Stored items from a collection:
########
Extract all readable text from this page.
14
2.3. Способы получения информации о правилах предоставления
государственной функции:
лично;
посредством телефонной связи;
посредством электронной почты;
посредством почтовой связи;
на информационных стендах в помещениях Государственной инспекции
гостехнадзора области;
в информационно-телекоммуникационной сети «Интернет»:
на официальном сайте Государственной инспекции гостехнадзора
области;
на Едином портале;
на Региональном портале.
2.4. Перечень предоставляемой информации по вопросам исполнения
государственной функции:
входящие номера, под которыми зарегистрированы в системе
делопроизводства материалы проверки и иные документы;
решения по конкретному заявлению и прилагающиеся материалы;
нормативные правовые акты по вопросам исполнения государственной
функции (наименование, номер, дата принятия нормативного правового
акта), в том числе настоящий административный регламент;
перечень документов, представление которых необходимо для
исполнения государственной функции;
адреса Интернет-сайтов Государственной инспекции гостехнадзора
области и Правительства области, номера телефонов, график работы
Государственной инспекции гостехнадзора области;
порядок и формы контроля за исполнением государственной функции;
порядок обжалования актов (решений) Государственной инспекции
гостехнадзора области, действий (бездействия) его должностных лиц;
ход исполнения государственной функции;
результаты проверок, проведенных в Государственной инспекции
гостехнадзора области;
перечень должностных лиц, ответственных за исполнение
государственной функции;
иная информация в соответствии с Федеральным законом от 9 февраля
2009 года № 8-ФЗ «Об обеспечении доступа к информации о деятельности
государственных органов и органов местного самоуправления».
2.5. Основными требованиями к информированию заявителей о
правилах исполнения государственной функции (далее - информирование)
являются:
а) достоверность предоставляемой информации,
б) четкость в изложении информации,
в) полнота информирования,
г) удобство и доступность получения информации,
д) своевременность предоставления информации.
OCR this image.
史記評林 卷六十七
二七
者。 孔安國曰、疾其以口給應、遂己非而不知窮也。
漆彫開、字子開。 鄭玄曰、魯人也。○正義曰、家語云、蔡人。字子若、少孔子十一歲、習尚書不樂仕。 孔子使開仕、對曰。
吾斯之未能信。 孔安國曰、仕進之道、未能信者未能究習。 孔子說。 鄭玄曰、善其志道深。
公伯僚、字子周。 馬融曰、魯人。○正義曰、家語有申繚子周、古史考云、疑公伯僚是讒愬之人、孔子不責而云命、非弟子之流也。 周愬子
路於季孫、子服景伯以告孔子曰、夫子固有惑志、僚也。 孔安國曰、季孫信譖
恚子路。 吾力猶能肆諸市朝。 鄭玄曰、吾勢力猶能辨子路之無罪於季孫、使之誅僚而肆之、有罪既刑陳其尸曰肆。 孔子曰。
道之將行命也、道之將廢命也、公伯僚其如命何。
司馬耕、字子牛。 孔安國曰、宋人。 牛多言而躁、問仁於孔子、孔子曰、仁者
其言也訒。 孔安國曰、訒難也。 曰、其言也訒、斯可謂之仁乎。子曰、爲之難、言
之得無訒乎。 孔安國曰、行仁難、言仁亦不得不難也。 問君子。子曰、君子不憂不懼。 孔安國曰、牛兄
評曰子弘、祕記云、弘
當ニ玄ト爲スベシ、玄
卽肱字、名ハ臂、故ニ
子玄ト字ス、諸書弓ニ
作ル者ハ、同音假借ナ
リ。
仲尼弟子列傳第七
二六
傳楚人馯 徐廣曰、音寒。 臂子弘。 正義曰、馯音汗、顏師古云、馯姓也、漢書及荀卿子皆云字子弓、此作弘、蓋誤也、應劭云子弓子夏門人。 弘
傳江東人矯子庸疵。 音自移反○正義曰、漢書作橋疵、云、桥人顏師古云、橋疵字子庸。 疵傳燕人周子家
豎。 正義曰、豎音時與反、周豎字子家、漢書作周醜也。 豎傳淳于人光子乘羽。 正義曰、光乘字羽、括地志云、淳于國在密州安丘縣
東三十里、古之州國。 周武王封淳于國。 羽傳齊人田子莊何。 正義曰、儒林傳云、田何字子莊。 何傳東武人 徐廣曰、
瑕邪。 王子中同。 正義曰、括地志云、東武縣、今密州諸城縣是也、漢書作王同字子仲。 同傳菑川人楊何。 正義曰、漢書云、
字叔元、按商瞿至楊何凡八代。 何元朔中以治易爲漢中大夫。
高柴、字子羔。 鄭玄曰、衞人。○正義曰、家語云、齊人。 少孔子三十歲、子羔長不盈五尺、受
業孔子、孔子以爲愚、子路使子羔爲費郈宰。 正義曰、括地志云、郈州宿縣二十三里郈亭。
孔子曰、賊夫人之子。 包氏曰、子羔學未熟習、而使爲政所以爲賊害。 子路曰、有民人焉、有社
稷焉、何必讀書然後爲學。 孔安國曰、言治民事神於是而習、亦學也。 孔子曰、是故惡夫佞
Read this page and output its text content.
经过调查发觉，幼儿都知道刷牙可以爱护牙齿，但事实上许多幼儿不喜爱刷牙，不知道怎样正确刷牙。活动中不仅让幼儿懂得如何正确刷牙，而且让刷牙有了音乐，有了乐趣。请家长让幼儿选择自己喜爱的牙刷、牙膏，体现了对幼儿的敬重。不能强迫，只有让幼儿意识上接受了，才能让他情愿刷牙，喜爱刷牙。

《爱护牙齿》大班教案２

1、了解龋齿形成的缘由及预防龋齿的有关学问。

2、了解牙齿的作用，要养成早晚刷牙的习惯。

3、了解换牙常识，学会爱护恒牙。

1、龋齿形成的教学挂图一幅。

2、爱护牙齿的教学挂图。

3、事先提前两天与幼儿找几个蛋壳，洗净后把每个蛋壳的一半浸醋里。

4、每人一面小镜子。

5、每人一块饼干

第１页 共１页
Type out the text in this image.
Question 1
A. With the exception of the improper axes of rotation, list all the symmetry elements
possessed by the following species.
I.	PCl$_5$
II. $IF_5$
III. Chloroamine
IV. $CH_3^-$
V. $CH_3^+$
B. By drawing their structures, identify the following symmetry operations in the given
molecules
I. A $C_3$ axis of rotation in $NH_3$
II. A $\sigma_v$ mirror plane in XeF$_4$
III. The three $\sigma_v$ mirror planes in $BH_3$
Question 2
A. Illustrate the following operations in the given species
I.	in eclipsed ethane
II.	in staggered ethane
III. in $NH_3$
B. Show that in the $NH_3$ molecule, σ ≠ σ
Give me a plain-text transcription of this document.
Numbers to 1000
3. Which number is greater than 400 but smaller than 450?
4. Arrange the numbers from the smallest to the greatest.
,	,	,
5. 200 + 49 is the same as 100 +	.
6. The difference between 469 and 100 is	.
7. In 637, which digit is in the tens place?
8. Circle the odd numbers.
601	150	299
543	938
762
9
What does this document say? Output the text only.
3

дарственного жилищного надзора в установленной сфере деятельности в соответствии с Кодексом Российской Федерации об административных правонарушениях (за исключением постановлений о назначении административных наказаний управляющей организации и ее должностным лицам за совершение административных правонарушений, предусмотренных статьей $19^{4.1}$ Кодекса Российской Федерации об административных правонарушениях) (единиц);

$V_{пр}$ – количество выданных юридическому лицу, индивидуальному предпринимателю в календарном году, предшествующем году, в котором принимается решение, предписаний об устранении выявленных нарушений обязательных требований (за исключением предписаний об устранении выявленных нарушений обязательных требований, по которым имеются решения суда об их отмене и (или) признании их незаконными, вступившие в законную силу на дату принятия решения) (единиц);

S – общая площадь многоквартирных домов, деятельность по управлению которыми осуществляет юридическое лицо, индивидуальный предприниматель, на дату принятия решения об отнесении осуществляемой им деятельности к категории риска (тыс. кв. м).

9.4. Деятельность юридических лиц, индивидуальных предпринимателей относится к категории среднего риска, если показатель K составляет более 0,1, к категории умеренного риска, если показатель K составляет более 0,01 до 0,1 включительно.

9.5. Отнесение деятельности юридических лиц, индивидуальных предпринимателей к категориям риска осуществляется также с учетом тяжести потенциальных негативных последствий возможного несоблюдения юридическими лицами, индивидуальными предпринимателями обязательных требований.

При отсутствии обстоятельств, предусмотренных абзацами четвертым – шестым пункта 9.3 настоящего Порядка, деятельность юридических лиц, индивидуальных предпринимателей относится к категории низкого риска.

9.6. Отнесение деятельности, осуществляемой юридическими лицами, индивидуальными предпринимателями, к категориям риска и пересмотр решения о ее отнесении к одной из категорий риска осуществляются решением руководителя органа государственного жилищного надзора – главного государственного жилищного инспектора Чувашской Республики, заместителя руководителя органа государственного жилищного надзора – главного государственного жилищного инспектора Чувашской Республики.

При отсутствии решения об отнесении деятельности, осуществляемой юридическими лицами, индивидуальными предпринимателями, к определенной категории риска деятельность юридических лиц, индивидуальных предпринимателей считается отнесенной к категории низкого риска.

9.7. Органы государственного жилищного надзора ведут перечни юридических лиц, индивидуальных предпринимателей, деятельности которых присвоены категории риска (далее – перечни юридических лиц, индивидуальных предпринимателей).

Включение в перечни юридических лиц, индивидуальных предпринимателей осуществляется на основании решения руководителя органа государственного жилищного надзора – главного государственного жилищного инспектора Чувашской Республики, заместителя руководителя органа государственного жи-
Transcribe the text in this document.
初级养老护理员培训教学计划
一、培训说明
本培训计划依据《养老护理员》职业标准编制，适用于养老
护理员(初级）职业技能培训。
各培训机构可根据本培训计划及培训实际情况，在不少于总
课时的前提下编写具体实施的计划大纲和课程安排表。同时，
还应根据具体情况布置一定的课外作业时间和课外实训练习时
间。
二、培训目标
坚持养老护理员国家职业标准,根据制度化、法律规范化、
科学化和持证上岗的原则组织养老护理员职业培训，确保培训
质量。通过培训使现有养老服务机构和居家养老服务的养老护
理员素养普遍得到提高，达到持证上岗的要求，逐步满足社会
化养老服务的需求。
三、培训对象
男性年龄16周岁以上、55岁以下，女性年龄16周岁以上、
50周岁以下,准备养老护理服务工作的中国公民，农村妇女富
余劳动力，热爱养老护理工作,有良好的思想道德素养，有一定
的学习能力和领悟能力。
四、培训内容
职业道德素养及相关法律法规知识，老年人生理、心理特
########
> [Set problem]
Which lines hold the word "заместителя"? Show each one.

> [Written solution]
9.6. Отнесение деятельности, осуществляемой юридическими лицами, индивидуальными предпринимателями, к категориям риска и пересмотр решения о ее отнесении к одной из категорий риска осуществляются решением руководителя органа государственного жилищного надзора – главного государственного жилищного инспектора Чувашской Республики, заместителя руководителя органа государственного жилищного надзора – главного государственного жилищного инспектора Чувашской Республики.
Включение в перечни юридических лиц, индивидуальных предпринимателей осуществляется на основании решения руководителя органа государственного жилищного надзора – главного государственного жилищного инспектора Чувашской Республики, заместителя руководителя органа государственного жи-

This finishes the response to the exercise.